Collected data entries:
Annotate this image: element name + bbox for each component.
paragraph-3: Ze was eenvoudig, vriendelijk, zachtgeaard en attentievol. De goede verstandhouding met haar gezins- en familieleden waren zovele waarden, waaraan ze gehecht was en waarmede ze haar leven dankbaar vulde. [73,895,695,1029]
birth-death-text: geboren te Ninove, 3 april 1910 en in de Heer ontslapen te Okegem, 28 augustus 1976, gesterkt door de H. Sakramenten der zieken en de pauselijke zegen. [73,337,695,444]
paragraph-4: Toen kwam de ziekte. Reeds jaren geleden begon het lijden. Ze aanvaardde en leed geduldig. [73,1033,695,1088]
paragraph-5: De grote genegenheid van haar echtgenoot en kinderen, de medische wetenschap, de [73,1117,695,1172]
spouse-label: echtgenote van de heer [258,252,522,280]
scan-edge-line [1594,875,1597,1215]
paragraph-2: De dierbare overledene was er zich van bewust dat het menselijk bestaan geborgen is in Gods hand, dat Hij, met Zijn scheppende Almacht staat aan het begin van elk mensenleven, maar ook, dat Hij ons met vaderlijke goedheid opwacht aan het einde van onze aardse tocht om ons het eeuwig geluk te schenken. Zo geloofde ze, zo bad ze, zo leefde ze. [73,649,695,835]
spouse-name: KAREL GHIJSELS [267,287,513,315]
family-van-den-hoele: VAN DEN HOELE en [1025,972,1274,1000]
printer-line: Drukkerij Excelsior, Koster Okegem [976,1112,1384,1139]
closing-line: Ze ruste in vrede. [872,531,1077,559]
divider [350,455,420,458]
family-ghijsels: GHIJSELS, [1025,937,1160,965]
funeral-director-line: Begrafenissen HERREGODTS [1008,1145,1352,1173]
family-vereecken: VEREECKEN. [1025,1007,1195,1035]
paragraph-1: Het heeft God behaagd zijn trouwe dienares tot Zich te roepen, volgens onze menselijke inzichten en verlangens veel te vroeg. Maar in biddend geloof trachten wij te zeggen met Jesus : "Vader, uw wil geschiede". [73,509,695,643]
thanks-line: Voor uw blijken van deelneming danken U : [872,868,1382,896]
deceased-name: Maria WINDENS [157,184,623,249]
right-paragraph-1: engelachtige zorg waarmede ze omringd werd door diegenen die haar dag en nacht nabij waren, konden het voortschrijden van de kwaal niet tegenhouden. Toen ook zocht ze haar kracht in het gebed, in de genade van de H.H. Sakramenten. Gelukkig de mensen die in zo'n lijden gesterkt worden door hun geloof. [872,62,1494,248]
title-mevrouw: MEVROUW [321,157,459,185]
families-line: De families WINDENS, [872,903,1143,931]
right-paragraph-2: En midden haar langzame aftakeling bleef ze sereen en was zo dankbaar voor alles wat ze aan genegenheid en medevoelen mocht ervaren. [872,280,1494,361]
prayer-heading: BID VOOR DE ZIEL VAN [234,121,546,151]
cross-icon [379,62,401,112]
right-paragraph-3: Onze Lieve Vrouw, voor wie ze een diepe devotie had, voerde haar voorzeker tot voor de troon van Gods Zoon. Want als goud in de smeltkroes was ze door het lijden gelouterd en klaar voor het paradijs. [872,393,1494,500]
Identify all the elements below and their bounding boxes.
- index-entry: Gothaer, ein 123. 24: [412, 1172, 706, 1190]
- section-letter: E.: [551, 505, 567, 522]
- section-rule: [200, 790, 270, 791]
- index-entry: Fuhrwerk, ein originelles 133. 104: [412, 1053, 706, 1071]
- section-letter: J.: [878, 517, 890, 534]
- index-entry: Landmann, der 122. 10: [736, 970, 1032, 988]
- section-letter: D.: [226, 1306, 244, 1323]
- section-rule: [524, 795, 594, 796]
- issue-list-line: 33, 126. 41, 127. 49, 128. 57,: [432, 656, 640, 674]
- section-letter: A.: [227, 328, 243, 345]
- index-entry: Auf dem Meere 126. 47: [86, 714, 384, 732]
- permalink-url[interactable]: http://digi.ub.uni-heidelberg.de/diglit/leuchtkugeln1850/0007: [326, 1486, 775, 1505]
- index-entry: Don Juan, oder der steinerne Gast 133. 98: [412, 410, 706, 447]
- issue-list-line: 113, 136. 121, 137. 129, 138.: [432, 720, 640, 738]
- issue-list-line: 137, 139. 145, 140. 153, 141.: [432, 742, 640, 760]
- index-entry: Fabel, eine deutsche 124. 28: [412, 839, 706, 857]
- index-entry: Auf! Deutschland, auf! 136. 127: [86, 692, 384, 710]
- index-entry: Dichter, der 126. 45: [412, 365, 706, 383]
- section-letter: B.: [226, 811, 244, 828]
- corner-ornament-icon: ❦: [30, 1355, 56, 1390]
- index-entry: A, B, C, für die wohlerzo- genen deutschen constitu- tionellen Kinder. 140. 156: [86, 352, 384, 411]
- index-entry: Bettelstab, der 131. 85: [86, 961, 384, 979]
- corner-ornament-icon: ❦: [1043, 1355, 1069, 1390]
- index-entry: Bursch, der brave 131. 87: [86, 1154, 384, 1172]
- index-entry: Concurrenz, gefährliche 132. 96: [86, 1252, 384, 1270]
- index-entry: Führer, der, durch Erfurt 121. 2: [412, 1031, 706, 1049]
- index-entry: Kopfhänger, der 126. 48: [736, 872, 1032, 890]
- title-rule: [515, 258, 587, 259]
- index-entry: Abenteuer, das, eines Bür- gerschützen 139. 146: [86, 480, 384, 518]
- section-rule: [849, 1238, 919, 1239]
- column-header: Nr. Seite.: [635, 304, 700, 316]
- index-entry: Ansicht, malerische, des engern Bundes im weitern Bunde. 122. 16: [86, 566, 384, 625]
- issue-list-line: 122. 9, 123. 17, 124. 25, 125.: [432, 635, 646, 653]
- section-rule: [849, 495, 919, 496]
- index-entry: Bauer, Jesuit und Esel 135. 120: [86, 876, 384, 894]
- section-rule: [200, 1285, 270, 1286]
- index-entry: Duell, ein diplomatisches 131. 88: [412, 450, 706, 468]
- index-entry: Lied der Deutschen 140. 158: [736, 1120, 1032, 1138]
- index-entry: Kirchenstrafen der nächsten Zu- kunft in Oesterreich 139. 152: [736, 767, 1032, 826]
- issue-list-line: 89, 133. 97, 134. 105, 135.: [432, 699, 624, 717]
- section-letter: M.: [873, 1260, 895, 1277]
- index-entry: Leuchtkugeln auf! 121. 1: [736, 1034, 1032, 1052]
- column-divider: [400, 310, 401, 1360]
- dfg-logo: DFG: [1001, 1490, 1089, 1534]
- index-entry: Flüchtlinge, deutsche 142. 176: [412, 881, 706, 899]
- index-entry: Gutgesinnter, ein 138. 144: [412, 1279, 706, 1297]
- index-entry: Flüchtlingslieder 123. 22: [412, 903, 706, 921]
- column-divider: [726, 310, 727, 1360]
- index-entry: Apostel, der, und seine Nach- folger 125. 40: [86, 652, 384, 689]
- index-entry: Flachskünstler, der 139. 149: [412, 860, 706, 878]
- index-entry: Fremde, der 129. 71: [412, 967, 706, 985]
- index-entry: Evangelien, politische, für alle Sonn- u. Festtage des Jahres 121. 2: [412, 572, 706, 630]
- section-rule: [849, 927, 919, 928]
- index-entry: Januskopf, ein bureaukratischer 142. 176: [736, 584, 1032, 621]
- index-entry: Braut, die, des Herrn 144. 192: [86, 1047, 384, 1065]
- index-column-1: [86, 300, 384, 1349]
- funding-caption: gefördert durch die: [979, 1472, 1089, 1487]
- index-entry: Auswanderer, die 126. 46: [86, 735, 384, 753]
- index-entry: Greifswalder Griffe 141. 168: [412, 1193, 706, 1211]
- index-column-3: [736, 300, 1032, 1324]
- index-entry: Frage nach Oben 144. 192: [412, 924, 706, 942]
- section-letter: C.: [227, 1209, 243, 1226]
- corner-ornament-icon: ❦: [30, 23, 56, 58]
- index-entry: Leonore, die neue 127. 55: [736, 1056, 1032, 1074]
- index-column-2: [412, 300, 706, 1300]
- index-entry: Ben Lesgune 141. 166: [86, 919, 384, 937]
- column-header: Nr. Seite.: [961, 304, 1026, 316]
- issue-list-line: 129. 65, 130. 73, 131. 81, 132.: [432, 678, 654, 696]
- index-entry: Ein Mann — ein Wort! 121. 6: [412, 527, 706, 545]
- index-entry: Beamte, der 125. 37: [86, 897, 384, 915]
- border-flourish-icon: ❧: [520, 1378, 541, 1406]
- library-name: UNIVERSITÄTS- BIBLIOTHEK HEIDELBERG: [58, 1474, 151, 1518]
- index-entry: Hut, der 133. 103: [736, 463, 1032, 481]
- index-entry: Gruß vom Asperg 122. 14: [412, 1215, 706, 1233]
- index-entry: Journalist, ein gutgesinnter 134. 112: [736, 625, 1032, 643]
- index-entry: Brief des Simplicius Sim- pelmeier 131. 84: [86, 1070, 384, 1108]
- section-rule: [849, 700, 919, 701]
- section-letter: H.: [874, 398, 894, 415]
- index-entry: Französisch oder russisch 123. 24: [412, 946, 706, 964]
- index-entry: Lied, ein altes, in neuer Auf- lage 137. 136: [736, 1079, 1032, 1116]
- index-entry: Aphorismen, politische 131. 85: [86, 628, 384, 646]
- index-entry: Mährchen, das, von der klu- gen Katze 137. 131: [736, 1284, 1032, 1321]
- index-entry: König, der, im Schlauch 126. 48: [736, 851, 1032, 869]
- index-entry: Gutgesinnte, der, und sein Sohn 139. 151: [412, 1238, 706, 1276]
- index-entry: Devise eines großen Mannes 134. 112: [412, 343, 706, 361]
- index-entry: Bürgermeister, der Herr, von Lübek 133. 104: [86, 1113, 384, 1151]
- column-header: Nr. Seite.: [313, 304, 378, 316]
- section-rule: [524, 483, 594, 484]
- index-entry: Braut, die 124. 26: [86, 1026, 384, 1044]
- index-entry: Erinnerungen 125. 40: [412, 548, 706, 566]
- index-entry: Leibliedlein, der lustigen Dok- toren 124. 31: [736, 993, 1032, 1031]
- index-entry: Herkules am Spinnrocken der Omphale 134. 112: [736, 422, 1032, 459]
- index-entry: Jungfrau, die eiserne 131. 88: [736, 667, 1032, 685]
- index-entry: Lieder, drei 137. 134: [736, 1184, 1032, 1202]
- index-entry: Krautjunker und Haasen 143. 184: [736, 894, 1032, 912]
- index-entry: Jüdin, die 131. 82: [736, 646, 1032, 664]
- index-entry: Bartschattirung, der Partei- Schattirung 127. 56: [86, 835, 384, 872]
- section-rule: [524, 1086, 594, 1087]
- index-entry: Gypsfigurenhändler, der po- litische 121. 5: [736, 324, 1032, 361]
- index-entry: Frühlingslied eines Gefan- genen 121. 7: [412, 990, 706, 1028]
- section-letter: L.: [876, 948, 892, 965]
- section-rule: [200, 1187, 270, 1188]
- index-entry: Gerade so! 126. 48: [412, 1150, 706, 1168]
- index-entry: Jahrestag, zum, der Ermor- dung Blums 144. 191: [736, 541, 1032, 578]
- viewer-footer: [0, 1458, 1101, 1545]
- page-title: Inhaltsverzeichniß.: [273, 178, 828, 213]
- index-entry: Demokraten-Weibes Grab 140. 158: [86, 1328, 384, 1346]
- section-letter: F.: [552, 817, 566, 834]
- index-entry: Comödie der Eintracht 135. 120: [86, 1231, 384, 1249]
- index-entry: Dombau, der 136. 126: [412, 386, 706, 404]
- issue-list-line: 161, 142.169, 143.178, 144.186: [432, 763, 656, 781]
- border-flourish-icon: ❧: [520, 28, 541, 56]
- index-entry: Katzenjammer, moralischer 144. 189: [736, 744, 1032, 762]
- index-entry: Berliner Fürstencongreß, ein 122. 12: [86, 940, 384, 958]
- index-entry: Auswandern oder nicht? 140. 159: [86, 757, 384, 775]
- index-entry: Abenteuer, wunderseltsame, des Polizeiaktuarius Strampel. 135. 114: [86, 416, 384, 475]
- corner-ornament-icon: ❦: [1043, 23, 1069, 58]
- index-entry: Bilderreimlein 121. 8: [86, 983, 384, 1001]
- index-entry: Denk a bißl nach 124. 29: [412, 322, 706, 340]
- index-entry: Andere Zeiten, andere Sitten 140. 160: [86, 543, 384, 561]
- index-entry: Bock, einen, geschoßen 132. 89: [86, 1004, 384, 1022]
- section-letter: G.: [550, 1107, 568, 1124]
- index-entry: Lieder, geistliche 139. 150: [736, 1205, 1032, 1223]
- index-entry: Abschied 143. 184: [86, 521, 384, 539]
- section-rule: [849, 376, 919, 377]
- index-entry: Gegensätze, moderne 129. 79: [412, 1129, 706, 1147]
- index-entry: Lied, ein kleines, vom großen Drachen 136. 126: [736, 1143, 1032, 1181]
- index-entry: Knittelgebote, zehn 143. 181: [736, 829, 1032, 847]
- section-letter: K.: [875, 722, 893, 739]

== Work to complete ==
Could you write out the listing word for word, from its start through the line containing "family-vereecken: VEREECKEN. [1025,1007,1195,1035]", including both ends?

== Result of the task ==
Annotate this image: element name + bbox for each component.
paragraph-3: Ze was eenvoudig, vriendelijk, zachtgeaard en attentievol. De goede verstandhouding met haar gezins- en familieleden waren zovele waarden, waaraan ze gehecht was en waarmede ze haar leven dankbaar vulde. [73,895,695,1029]
birth-death-text: geboren te Ninove, 3 april 1910 en in de Heer ontslapen te Okegem, 28 augustus 1976, gesterkt door de H. Sakramenten der zieken en de pauselijke zegen. [73,337,695,444]
paragraph-4: Toen kwam de ziekte. Reeds jaren geleden begon het lijden. Ze aanvaardde en leed geduldig. [73,1033,695,1088]
paragraph-5: De grote genegenheid van haar echtgenoot en kinderen, de medische wetenschap, de [73,1117,695,1172]
spouse-label: echtgenote van de heer [258,252,522,280]
scan-edge-line [1594,875,1597,1215]
paragraph-2: De dierbare overledene was er zich van bewust dat het menselijk bestaan geborgen is in Gods hand, dat Hij, met Zijn scheppende Almacht staat aan het begin van elk mensenleven, maar ook, dat Hij ons met vaderlijke goedheid opwacht aan het einde van onze aardse tocht om ons het eeuwig geluk te schenken. Zo geloofde ze, zo bad ze, zo leefde ze. [73,649,695,835]
spouse-name: KAREL GHIJSELS [267,287,513,315]
family-van-den-hoele: VAN DEN HOELE en [1025,972,1274,1000]
printer-line: Drukkerij Excelsior, Koster Okegem [976,1112,1384,1139]
closing-line: Ze ruste in vrede. [872,531,1077,559]
divider [350,455,420,458]
family-ghijsels: GHIJSELS, [1025,937,1160,965]
funeral-director-line: Begrafenissen HERREGODTS [1008,1145,1352,1173]
family-vereecken: VEREECKEN. [1025,1007,1195,1035]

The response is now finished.